WHAT IS NEEDED: Pictures are excluded from this exercise. Transcribe exactly the lines from the one containing "What data populates" through the last line of the listing.

-- START LISTED RECORDS --

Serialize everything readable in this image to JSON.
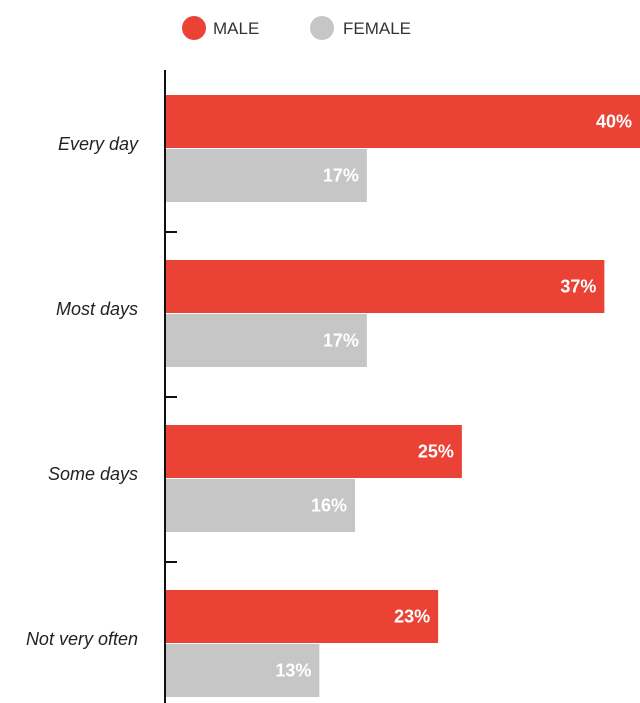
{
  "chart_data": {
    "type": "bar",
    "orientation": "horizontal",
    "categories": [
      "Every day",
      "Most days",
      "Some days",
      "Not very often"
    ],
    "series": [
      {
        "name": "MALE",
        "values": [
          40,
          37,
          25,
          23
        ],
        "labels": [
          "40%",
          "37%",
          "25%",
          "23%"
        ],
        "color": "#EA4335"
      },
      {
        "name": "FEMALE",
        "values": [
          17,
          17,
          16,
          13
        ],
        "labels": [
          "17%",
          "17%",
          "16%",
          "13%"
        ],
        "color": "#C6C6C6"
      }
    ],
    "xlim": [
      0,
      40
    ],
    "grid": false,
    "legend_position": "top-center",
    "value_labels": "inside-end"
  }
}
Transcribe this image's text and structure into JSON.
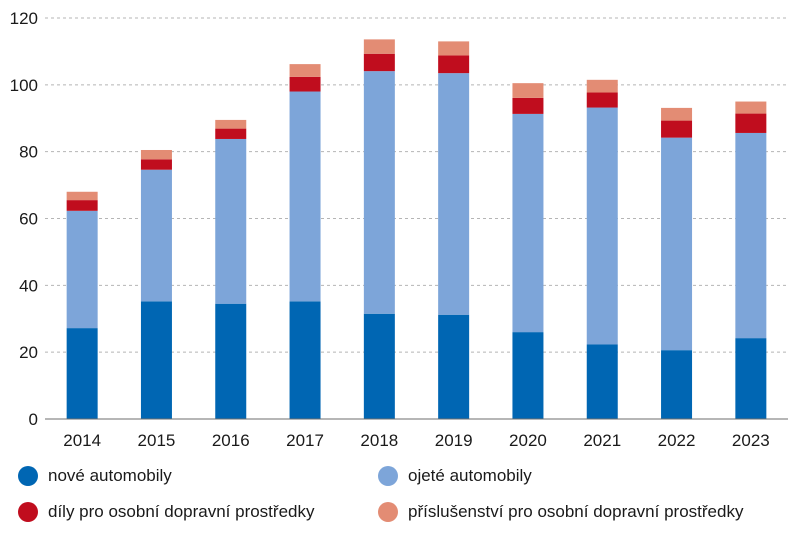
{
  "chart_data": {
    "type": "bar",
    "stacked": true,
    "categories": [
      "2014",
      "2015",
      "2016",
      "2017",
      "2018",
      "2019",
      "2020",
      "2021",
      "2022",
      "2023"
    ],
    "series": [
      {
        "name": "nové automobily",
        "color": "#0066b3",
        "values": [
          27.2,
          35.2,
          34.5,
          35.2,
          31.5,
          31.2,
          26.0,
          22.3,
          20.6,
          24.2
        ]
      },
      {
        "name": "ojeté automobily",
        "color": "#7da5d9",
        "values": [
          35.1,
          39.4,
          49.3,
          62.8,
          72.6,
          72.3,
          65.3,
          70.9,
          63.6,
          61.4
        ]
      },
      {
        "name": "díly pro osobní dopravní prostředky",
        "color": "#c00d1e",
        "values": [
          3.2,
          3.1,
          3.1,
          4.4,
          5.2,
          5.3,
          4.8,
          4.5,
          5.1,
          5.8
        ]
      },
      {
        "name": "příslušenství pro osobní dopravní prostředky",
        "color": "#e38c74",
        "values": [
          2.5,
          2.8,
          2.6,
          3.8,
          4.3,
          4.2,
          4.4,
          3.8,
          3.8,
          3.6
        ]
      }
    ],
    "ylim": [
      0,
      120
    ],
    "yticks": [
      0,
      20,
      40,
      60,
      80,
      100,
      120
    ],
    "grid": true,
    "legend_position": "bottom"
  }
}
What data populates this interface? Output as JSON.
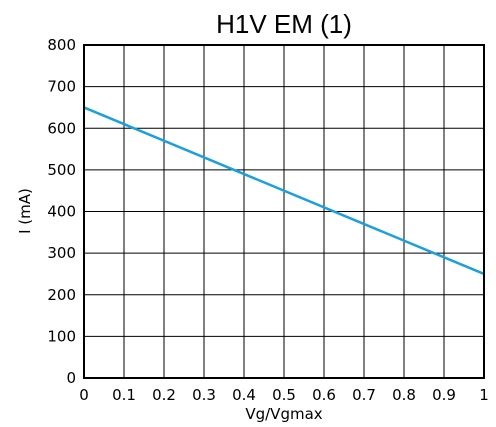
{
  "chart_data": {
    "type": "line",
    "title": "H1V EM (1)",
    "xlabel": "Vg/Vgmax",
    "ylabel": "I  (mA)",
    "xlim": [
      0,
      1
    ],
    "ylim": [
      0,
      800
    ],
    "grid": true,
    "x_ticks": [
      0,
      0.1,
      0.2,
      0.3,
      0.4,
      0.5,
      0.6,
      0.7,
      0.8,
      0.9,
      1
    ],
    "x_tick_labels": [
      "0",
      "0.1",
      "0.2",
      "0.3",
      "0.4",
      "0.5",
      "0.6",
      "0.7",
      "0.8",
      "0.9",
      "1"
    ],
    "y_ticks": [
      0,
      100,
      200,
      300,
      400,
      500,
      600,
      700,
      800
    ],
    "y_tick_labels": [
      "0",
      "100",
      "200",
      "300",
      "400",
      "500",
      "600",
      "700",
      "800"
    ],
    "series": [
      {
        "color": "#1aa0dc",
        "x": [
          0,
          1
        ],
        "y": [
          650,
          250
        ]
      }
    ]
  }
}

-- END LISTED RECORDS --

ANSWER TO THIS EXERCISE:
What data populates this interface? Output as JSON.
{
  "chart_data": {
    "type": "line",
    "title": "H1V EM (1)",
    "xlabel": "Vg/Vgmax",
    "ylabel": "I  (mA)",
    "xlim": [
      0,
      1
    ],
    "ylim": [
      0,
      800
    ],
    "grid": true,
    "x_ticks": [
      0,
      0.1,
      0.2,
      0.3,
      0.4,
      0.5,
      0.6,
      0.7,
      0.8,
      0.9,
      1
    ],
    "x_tick_labels": [
      "0",
      "0.1",
      "0.2",
      "0.3",
      "0.4",
      "0.5",
      "0.6",
      "0.7",
      "0.8",
      "0.9",
      "1"
    ],
    "y_ticks": [
      0,
      100,
      200,
      300,
      400,
      500,
      600,
      700,
      800
    ],
    "y_tick_labels": [
      "0",
      "100",
      "200",
      "300",
      "400",
      "500",
      "600",
      "700",
      "800"
    ],
    "series": [
      {
        "color": "#1aa0dc",
        "x": [
          0,
          1
        ],
        "y": [
          650,
          250
        ]
      }
    ]
  }
}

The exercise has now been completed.